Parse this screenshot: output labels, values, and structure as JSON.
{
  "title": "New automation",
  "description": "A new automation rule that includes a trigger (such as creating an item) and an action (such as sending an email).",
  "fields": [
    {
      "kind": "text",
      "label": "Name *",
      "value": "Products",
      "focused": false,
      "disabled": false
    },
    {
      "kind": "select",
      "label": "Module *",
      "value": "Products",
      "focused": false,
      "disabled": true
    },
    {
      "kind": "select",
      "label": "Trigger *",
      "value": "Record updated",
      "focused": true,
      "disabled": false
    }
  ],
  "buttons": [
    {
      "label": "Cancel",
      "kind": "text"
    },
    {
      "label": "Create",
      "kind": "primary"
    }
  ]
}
◇ ◇ ◇ ◇
▸ WHAT YOU SHOULD DO
Write out every record verbatim.

▸ SOLVED EXERCISE
Parse this screenshot: output labels, values, and structure as JSON.
{
  "title": "New automation",
  "description": "A new automation rule that includes a trigger (such as creating an item) and an action (such as sending an email).",
  "fields": [
    {
      "kind": "text",
      "label": "Name *",
      "value": "Products",
      "focused": false,
      "disabled": false
    },
    {
      "kind": "select",
      "label": "Module *",
      "value": "Products",
      "focused": false,
      "disabled": true
    },
    {
      "kind": "select",
      "label": "Trigger *",
      "value": "Record updated",
      "focused": true,
      "disabled": false
    }
  ],
  "buttons": [
    {
      "label": "Cancel",
      "kind": "text"
    },
    {
      "label": "Create",
      "kind": "primary"
    }
  ]
}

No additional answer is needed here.